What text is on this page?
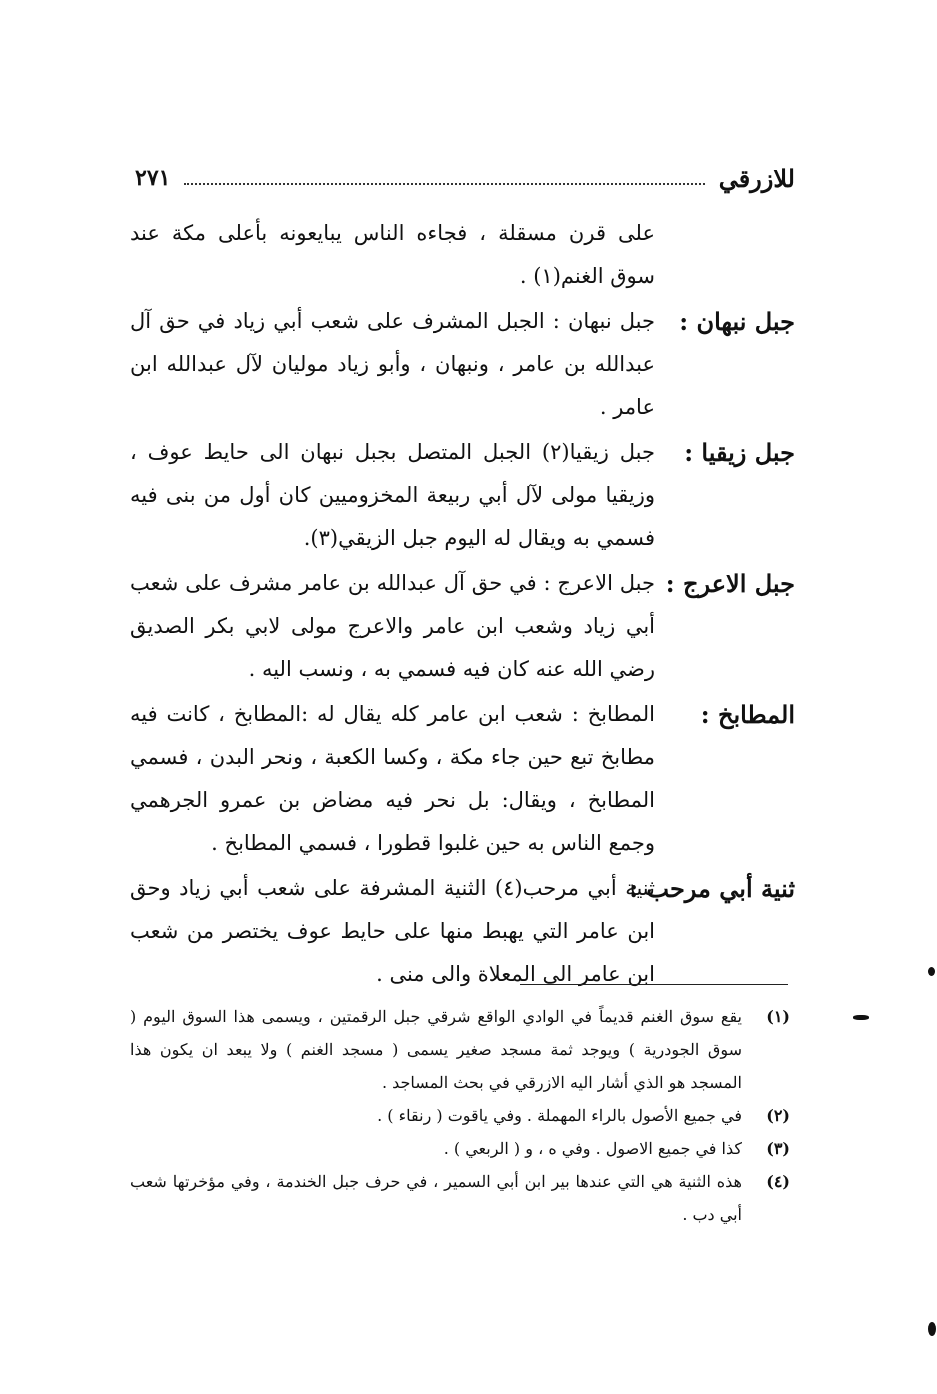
للازرقي
٢٧١
على قرن مسقلة ، فجاءه الناس يبايعونه بأعلى مكة عند سوق الغنم(١) .
جبل نبهان :
جبل نبهان : الجبل المشرف على شعب أبي زياد في حق آل عبدالله بن عامر ، ونبهان ، وأبو زياد مولیان لآل عبدالله ابن عامر .
جبل زيقيا :
جبل زيقيا(٢) الجبل المتصل بجبل نبهان الى حايط عوف ، وزيقيا مولى لآل أبي ربيعة المخزوميين كان أول من بنى فيه فسمي به ويقال له اليوم جبل الزيقي(٣).
جبل الاعرج :
جبل الاعرج : في حق آل عبدالله بن عامر مشرف على شعب أبي زياد وشعب ابن عامر والاعرج مولى لابي بكر الصديق رضي الله عنه كان فيه فسمي به ، ونسب اليه .
المطابخ :
المطابخ : شعب ابن عامر كله يقال له :المطابخ ، كانت فيه مطابخ تبع حين جاء مكة ، وكسا الكعبة ، ونحر البدن ، فسمي المطابخ ، ويقال: بل نحر فيه مضاض بن عمرو الجرهمي وجمع الناس به حين غلبوا قطورا ، فسمي المطابخ .
ثنية أبي مرحب :
ثنية أبي مرحب(٤) الثنية المشرفة على شعب أبي زياد وحق ابن عامر التي يهبط منها على حايط عوف يختصر من شعب ابن عامر الى المعلاة والى منى .
(١)
يقع سوق الغنم قديماً في الوادي الواقع شرقي جبل الرقمتين ، ويسمى هذا السوق اليوم ( سوق الجودرية ) ويوجد ثمة مسجد صغير يسمى ( مسجد الغنم ) ولا يبعد ان يكون هذا المسجد هو الذي أشار اليه الازرقي في بحث المساجد .
(٢)
في جميع الأصول بالراء المهملة . وفي ياقوت ( رنقاء ) .
(٣)
كذا في جميع الاصول . وفي ه ، و ( الربعي ) .
(٤)
هذه الثنية هي التي عندها بير ابن أبي السمير ، في حرف جبل الخندمة ، وفي مؤخرتها شعب أبي دب .
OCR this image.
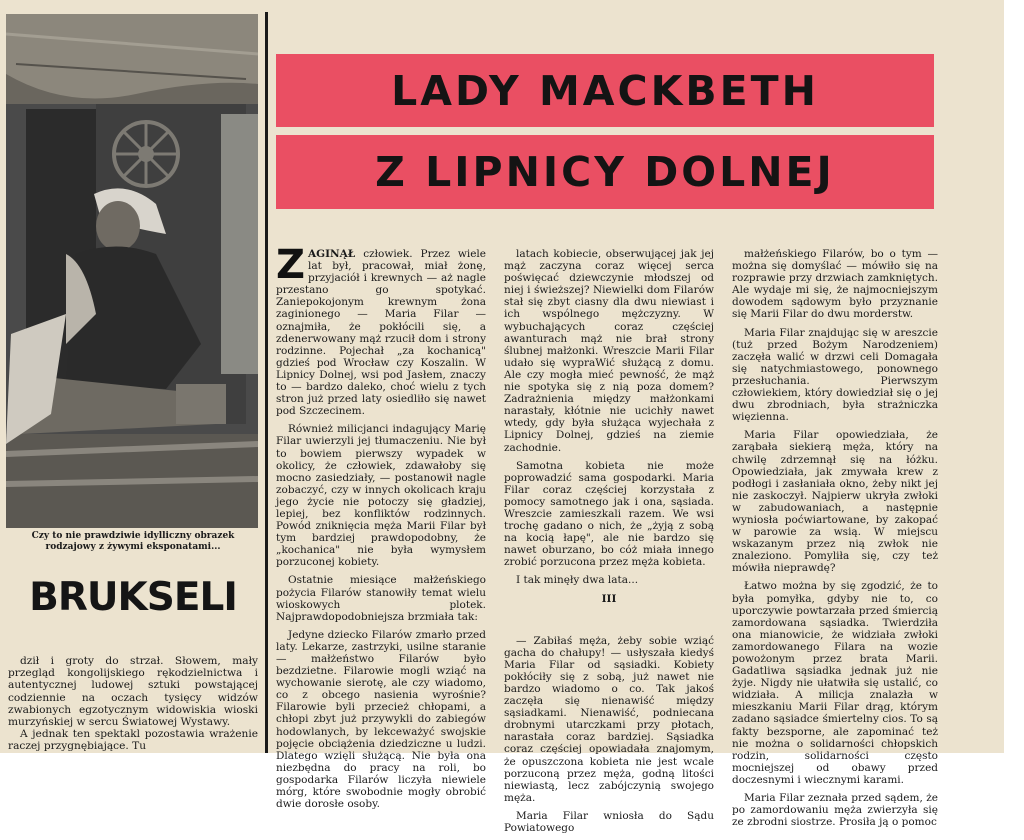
Czy to nie prawdziwie idylliczny obrazek rodzajowy z żywymi eksponatami...
BRUKSELI

dził i groty do strzał. Słowem, mały przegląd kongolijskiego rękodzielnictwa i autentycznej ludowej sztuki powstającej codziennie na oczach tysięcy widzów zwabionych egzotycznym widowiskia wioski murzyńskiej w sercu Światowej Wystawy.

A jednak ten spektakl pozostawia wrażenie raczej przygnębiające. Tu

LADY MACKBETH
Z LIPNICY DOLNEJ

ZAGINĄŁ człowiek. Przez wiele lat był, pracował, miał żonę, przyjaciół i krewnych — aż nagle przestano go spotykać. Zaniepokojonym krewnym żona zaginionego — Maria Filar — oznajmiła, że pokłócili się, a zdenerwowany mąż rzucił dom i strony rodzinne. Pojechał „za kochanicą" gdzieś pod Wrocław czy Koszalin. W Lipnicy Dolnej, wsi pod Jasłem, znaczy to — bardzo daleko, choć wielu z tych stron już przed laty osiedliło się nawet pod Szczecinem.

Również milicjanci indagujący Marię Filar uwierzyli jej tłumaczeniu. Nie był to bowiem pierwszy wypadek w okolicy, że człowiek, zdawałoby się mocno zasiedziały, — postanowił nagle zobaczyć, czy w innych okolicach kraju jego życie nie potoczy się gładziej, lepiej, bez konfliktów rodzinnych. Powód zniknięcia męża Marii Filar był tym bardziej prawdopodobny, że „kochanica" nie była wymysłem porzuconej kobiety.

Ostatnie miesiące małżeńskiego pożycia Filarów stanowiły temat wielu wioskowych plotek. Najprawdopodobniejsza brzmiała tak:

Jedyne dziecko Filarów zmarło przed laty. Lekarze, zastrzyki, usilne staranie — małżeństwo Filarów było bezdzietne. Filarowie mogli wziąć na wychowanie sierotę, ale czy wiadomo, co z obcego nasienia wyrośnie? Filarowie byli przecież chłopami, a chłopi zbyt już przywykli do zabiegów hodowlanych, by lekceważyć swojskie pojęcie obciążenia dziedziczne u ludzi. Dlatego wzięli służącą. Nie była ona niezbędna do pracy na roli, bo gospodarka Filarów liczyła niewiele mórg, które swobodnie mogły obrobić dwie dorosłe osoby.

latach kobiecie, obserwującej jak jej mąż zaczyna coraz więcej serca poświęcać dziewczynie młodszej od niej i świeższej? Niewielki dom Filarów stał się zbyt ciasny dla dwu niewiast i ich wspólnego mężczyzny. W wybuchających coraz częściej awanturach mąż nie brał strony ślubnej małżonki. Wreszcie Marii Filar udało się wypraWić służącą z domu. Ale czy mogła mieć pewność, że mąż nie spotyka się z nią poza domem? Zadrażnienia między małżonkami narastały, kłótnie nie ucichły nawet wtedy, gdy była służąca wyjechała z Lipnicy Dolnej, gdzieś na ziemie zachodnie.

Samotna kobieta nie może poprowadzić sama gospodarki. Maria Filar coraz częściej korzystała z pomocy samotnego jak i ona, sąsiada. Wreszcie zamieszkali razem. We wsi trochę gadano o nich, że „żyją z sobą na kocią łapę", ale nie bardzo się nawet oburzano, bo cóż miała innego zrobić porzucona przez męża kobieta.

I tak minęły dwa lata...

III

— Zabiłaś męża, żeby sobie wziąć gacha do chałupy! — usłyszała kiedyś Maria Filar od sąsiadki. Kobiety pokłóciły się z sobą, już nawet nie bardzo wiadomo o co. Tak jakoś zaczęła się nienawiść między sąsiadkami. Nienawiść, podniecana drobnymi utarczkami przy płotach, narastała coraz bardziej. Sąsiadka coraz częściej opowiadała znajomym, że opuszczona kobieta nie jest wcale porzuconą przez męża, godną litości niewiastą, lecz zabójczynią swojego męża.

Maria Filar wniosła do Sądu Powiatowego

małżeńskiego Filarów, bo o tym — można się domyślać — mówiło się na rozprawie przy drzwiach zamkniętych. Ale wydaje mi się, że najmocniejszym dowodem sądowym było przyznanie się Marii Filar do dwu morderstw.

Maria Filar znajdując się w areszcie (tuż przed Bożym Narodzeniem) zaczęła walić w drzwi celi Domagała się natychmiastowego, ponownego przesłuchania. Pierwszym człowiekiem, który dowiedział się o jej dwu zbrodniach, była strażniczka więzienna.

Maria Filar opowiedziała, że zarąbała siekierą męża, który na chwilę zdrzemnął się na łóżku. Opowiedziała, jak zmywała krew z podłogi i zasłaniała okno, żeby nikt jej nie zaskoczył. Najpierw ukryła zwłoki w zabudowaniach, a następnie wyniosła poćwiartowane, by zakopać w parowie za wsią. W miejscu wskazanym przez nią zwłok nie znaleziono. Pomyliła się, czy też mówiła nieprawdę?

Łatwo można by się zgodzić, że to była pomyłka, gdyby nie to, co uporczywie powtarzała przed śmiercią zamordowana sąsiadka. Twierdziła ona mianowicie, że widziała zwłoki zamordowanego Filara na wozie powożonym przez brata Marii. Gadatliwa sąsiadka jednak już nie żyje. Nigdy nie ułatwiła się ustalić, co widziała. A milicja znalazła w mieszkaniu Marii Filar drąg, którym zadano sąsiadce śmiertelny cios. To są fakty bezsporne, ale zapominać też nie można o solidarności chłopskich rodzin, solidarności często mocniejszej od obawy przed doczesnymi i wiecznymi karami.

Maria Filar zeznała przed sądem, że po zamordowaniu męża zwierzyła się ze zbrodni siostrze. Prosiła ją o pomoc
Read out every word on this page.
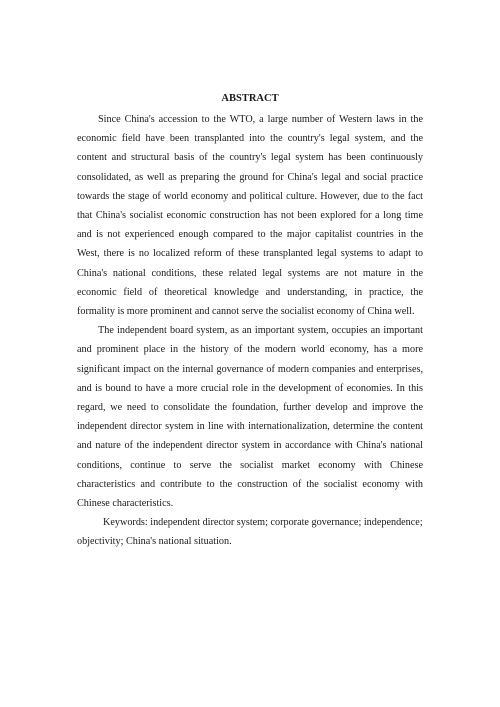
ABSTRACT

Since China's accession to the WTO, a large number of Western laws in the economic field have been transplanted into the country's legal system, and the content and structural basis of the country's legal system has been continuously consolidated, as well as preparing the ground for China's legal and social practice towards the stage of world economy and political culture. However, due to the fact that China's socialist economic construction has not been explored for a long time and is not experienced enough compared to the major capitalist countries in the West, there is no localized reform of these transplanted legal systems to adapt to China's national conditions, these related legal systems are not mature in the economic field of theoretical knowledge and understanding, in practice, the formality is more prominent and cannot serve the socialist economy of China well.

The independent board system, as an important system, occupies an important and prominent place in the history of the modern world economy, has a more significant impact on the internal governance of modern companies and enterprises, and is bound to have a more crucial role in the development of economies. In this regard, we need to consolidate the foundation, further develop and improve the independent director system in line with internationalization, determine the content and nature of the independent director system in accordance with China's national conditions, continue to serve the socialist market economy with Chinese characteristics and contribute to the construction of the socialist economy with Chinese characteristics.

Keywords: independent director system; corporate governance; independence; objectivity; China's national situation.
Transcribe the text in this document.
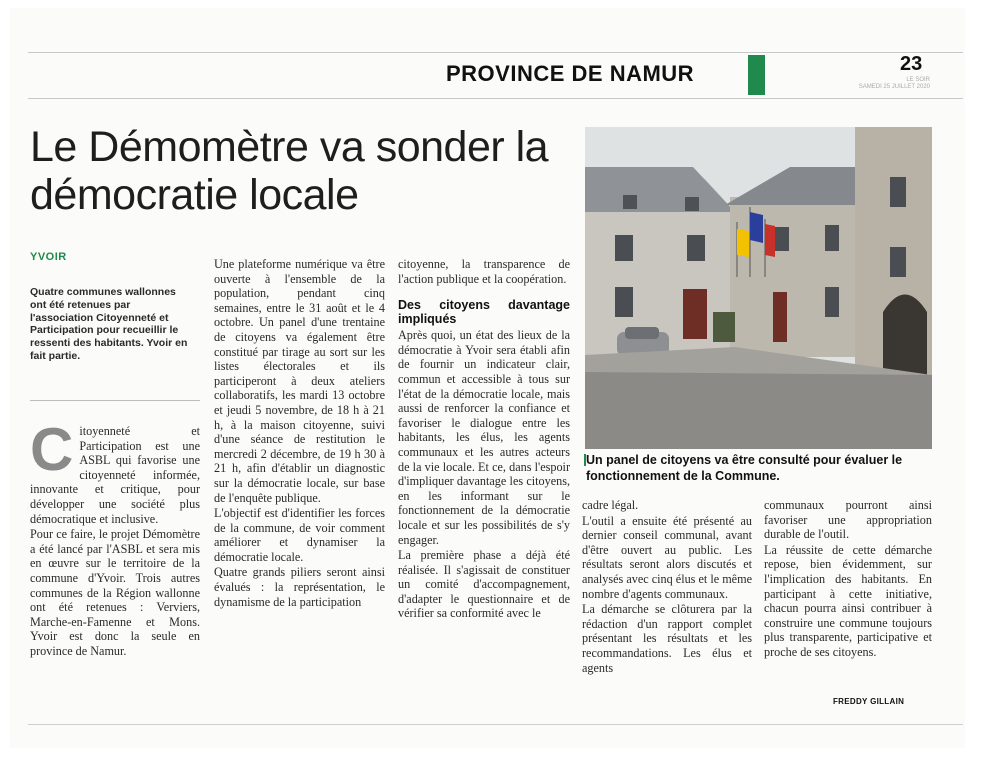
PROVINCE DE NAMUR	23
LE SOIR
SAMEDI 25 JUILLET 2020
Le Démomètre va sonder la démocratie locale
Un panel de citoyens va être consulté pour évaluer le fonctionnement de la Commune.
YVOIR
Quatre communes wallonnes ont été retenues par l'association Citoyenneté et Participation pour recueillir le ressenti des habitants. Yvoir en fait partie.

Citoyenneté et Participation est une ASBL qui favorise une citoyenneté informée, innovante et critique, pour développer une société plus démocratique et inclusive.

Pour ce faire, le projet Démomètre a été lancé par l'ASBL et sera mis en œuvre sur le territoire de la commune d'Yvoir. Trois autres communes de la Région wallonne ont été retenues : Verviers, Marche-en-Famenne et Mons. Yvoir est donc la seule en province de Namur.

Une plateforme numérique va être ouverte à l'ensemble de la population, pendant cinq semaines, entre le 31 août et le 4 octobre. Un panel d'une trentaine de citoyens va également être constitué par tirage au sort sur les listes électorales et ils participeront à deux ateliers collaboratifs, les mardi 13 octobre et jeudi 5 novembre, de 18 h à 21 h, à la maison citoyenne, suivi d'une séance de restitution le mercredi 2 décembre, de 19 h 30 à 21 h, afin d'établir un diagnostic sur la démocratie locale, sur base de l'enquête publique.

L'objectif est d'identifier les forces de la commune, de voir comment améliorer et dynamiser la démocratie locale.

Quatre grands piliers seront ainsi évalués : la représentation, le dynamisme de la participation

citoyenne, la transparence de l'action publique et la coopération.

Des citoyens davantage impliqués

Après quoi, un état des lieux de la démocratie à Yvoir sera établi afin de fournir un indicateur clair, commun et accessible à tous sur l'état de la démocratie locale, mais aussi de renforcer la confiance et favoriser le dialogue entre les habitants, les élus, les agents communaux et les autres acteurs de la vie locale. Et ce, dans l'espoir d'impliquer davantage les citoyens, en les informant sur le fonctionnement de la démocratie locale et sur les possibilités de s'y engager.

La première phase a déjà été réalisée. Il s'agissait de constituer un comité d'accompagnement, d'adapter le questionnaire et de vérifier sa conformité avec le

cadre légal.

L'outil a ensuite été présenté au dernier conseil communal, avant d'être ouvert au public. Les résultats seront alors discutés et analysés avec cinq élus et le même nombre d'agents communaux.

La démarche se clôturera par la rédaction d'un rapport complet présentant les résultats et les recommandations. Les élus et agents

communaux pourront ainsi favoriser une appropriation durable de l'outil.

La réussite de cette démarche repose, bien évidemment, sur l'implication des habitants. En participant à cette initiative, chacun pourra ainsi contribuer à construire une commune toujours plus transparente, participative et proche de ses citoyens.

FREDDY GILLAIN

..............................

◆ **EXERCISE BRIEF**
Copy down every line of the material above that includes the string "habitants".

◆ **SOLUTION TO THIS PROBLEM**
Quatre communes wallonnes ont été retenues par l'association Citoyenneté et Participation pour recueillir le ressenti des habitants. Yvoir en fait partie.
Après quoi, un état des lieux de la démocratie à Yvoir sera établi afin de fournir un indicateur clair, commun et accessible à tous sur l'état de la démocratie locale, mais aussi de renforcer la confiance et favoriser le dialogue entre les habitants, les élus, les agents communaux et les autres acteurs de la vie locale. Et ce, dans l'espoir d'impliquer davantage les citoyens, en les informant sur le fonctionnement de la démocratie locale et sur les possibilités de s'y engager.
La réussite de cette démarche repose, bien évidemment, sur l'implication des habitants. En participant à cette initiative, chacun pourra ainsi contribuer à construire une commune toujours plus transparente, participative et proche de ses citoyens.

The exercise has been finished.